─── SOURCE DATA

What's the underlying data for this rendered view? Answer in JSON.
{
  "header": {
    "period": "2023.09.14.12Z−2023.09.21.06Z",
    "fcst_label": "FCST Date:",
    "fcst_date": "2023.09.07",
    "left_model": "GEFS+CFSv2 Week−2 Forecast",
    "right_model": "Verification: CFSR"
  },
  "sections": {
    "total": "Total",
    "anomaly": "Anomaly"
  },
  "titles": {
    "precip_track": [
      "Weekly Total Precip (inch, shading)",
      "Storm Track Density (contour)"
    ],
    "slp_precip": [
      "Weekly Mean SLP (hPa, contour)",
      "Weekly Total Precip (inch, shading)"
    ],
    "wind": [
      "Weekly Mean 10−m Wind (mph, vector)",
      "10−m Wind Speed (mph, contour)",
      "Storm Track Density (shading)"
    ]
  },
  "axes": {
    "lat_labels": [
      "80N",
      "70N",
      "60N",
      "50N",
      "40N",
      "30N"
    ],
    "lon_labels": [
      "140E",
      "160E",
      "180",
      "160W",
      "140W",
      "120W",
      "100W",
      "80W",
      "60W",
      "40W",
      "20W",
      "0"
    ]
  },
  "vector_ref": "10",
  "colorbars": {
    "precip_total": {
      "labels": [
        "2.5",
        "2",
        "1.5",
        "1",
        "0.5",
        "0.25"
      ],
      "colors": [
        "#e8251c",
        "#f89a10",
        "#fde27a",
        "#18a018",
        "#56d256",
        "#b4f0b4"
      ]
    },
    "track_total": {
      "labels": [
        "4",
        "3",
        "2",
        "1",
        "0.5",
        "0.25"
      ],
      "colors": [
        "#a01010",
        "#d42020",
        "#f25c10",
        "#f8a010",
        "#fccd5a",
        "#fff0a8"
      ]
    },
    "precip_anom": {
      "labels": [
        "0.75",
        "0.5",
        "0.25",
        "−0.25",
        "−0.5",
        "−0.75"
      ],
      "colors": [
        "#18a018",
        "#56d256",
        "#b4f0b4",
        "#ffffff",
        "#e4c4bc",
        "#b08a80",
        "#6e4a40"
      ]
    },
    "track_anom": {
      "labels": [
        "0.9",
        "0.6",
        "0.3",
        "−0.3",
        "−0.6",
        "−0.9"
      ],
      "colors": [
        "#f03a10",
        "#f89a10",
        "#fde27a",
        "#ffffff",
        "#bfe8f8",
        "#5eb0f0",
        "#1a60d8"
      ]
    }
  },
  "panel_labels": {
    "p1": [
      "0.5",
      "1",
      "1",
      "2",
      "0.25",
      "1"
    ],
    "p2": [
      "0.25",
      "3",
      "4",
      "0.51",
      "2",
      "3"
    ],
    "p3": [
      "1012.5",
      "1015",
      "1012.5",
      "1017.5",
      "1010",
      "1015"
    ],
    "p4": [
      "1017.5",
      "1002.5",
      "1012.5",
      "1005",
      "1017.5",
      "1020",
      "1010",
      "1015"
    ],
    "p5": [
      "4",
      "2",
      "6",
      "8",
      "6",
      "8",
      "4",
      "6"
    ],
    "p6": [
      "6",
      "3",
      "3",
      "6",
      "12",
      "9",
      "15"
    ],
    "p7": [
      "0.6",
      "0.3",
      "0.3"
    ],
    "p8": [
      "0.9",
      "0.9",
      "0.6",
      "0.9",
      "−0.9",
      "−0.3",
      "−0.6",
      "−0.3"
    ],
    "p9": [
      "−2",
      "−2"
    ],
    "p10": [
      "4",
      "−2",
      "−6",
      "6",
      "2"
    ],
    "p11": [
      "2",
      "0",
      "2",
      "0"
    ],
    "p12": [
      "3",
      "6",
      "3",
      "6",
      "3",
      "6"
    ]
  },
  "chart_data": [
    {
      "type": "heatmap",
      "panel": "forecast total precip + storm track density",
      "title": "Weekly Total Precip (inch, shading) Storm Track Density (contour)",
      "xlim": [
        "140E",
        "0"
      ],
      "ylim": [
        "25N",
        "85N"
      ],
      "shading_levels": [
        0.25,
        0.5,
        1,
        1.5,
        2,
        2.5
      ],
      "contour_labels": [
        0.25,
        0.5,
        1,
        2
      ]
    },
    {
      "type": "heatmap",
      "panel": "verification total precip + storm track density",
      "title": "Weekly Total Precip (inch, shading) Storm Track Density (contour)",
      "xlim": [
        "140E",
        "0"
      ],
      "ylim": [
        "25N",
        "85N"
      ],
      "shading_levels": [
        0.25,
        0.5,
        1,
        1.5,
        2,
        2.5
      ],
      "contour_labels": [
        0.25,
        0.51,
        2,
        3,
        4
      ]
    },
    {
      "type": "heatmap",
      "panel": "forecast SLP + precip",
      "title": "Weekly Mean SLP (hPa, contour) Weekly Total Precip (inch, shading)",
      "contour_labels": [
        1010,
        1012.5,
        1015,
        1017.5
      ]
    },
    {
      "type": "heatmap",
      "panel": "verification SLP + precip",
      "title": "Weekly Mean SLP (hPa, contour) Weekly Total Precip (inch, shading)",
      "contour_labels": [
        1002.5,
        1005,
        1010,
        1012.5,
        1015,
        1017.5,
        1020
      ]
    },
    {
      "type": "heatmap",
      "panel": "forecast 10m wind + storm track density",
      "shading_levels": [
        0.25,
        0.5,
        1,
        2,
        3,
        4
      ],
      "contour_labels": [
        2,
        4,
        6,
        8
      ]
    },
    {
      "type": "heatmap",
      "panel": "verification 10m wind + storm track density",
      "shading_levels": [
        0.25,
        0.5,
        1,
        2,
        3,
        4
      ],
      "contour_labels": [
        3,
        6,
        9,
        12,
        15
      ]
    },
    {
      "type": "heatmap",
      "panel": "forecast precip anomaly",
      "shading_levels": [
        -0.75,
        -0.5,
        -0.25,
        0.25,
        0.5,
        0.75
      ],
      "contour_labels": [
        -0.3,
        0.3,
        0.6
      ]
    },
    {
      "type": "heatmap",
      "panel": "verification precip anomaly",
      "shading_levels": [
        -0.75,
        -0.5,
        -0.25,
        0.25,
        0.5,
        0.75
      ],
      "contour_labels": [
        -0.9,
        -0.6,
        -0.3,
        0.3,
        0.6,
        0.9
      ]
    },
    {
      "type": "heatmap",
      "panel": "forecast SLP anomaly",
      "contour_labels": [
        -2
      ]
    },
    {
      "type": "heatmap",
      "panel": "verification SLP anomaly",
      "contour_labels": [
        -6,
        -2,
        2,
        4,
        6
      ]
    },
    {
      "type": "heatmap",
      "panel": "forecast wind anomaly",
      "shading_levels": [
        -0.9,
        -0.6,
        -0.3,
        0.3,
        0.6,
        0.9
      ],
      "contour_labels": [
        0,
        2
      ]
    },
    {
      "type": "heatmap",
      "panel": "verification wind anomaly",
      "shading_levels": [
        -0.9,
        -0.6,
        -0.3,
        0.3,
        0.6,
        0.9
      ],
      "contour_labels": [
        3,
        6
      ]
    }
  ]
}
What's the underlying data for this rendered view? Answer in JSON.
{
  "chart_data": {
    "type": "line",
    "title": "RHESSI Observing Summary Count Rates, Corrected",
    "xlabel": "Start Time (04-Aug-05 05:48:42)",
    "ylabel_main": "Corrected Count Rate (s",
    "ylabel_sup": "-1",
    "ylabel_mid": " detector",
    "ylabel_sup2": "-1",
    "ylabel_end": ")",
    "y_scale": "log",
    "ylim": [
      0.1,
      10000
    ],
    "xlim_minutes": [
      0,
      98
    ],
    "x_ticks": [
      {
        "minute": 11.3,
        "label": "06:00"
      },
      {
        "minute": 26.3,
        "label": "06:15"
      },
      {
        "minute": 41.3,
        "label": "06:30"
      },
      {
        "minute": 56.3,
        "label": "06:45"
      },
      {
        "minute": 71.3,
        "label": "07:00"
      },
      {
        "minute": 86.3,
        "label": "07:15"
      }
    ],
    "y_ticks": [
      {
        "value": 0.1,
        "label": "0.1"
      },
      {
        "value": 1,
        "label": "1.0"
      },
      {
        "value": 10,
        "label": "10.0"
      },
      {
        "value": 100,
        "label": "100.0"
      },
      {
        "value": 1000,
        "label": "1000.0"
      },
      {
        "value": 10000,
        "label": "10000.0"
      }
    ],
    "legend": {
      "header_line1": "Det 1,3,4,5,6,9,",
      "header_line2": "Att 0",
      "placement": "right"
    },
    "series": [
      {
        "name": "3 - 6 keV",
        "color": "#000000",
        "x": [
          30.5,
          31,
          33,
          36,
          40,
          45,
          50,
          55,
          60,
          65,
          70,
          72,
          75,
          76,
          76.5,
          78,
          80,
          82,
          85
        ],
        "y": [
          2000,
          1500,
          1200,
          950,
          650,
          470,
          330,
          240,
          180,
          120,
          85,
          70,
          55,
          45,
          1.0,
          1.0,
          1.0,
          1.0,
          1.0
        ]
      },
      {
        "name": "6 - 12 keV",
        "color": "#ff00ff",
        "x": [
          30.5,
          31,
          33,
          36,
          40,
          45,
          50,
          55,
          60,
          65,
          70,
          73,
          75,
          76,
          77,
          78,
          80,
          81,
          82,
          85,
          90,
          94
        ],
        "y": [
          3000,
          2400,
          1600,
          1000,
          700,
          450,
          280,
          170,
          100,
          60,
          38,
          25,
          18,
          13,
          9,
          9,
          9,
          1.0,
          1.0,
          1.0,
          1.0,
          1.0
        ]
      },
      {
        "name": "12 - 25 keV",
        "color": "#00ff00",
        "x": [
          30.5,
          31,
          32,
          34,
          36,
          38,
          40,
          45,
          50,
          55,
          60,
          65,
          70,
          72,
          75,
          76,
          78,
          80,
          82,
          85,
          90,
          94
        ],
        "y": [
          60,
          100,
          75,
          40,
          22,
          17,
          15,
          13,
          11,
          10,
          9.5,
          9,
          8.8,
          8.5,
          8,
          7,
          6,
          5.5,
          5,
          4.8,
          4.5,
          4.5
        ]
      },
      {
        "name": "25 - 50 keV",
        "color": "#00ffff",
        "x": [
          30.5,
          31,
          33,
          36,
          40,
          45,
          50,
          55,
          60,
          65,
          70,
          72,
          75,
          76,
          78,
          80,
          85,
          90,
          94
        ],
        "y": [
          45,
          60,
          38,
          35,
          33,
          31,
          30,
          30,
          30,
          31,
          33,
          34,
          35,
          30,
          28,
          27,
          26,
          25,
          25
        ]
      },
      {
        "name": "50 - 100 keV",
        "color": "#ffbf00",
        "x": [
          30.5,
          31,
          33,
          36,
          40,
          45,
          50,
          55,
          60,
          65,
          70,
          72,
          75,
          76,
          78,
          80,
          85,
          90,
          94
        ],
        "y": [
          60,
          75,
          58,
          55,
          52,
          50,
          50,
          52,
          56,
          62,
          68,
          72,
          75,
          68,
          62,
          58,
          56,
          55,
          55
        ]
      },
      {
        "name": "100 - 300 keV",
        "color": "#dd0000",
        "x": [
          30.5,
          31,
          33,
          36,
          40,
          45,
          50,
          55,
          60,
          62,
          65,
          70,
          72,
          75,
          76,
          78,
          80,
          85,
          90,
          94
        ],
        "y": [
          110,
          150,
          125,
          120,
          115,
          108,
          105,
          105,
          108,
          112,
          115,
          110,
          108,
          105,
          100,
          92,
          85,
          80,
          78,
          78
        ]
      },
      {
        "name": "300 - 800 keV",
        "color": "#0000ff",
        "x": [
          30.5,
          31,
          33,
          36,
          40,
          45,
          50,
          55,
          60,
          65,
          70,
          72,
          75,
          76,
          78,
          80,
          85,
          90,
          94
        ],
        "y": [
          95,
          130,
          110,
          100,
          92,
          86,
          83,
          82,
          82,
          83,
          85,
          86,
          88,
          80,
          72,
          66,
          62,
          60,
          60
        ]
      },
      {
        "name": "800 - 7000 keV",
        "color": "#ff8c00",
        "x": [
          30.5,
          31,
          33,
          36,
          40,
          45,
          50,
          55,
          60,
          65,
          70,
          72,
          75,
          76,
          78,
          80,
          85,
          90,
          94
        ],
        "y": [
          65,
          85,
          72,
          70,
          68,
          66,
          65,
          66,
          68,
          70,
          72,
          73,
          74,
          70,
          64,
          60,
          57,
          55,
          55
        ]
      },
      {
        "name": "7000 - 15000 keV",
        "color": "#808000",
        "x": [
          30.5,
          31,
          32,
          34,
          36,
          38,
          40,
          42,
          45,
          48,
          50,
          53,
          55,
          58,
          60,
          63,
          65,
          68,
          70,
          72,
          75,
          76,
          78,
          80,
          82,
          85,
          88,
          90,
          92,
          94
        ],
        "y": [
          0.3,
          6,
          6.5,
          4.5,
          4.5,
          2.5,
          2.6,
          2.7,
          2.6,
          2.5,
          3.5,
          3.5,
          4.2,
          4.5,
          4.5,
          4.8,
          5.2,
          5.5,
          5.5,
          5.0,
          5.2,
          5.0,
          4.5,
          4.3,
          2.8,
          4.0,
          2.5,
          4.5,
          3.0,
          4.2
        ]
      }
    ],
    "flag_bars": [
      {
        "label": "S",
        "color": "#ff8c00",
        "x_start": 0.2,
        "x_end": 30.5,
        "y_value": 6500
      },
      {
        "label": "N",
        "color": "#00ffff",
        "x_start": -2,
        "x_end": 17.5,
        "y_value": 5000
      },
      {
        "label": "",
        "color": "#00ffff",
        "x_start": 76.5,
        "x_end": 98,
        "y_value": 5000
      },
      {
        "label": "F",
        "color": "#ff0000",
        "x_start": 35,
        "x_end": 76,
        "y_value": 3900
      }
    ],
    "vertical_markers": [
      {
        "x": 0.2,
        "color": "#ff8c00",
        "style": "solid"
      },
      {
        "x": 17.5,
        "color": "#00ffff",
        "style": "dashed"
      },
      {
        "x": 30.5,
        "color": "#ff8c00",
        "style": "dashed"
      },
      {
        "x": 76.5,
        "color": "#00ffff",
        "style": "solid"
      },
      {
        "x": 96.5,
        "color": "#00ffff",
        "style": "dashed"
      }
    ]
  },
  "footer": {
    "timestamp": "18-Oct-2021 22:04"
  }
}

──────

BRIEF: Among the lines of the data above, determine how many contain the word "name". Report the number alone.

PROBLEM SOLUTION: 9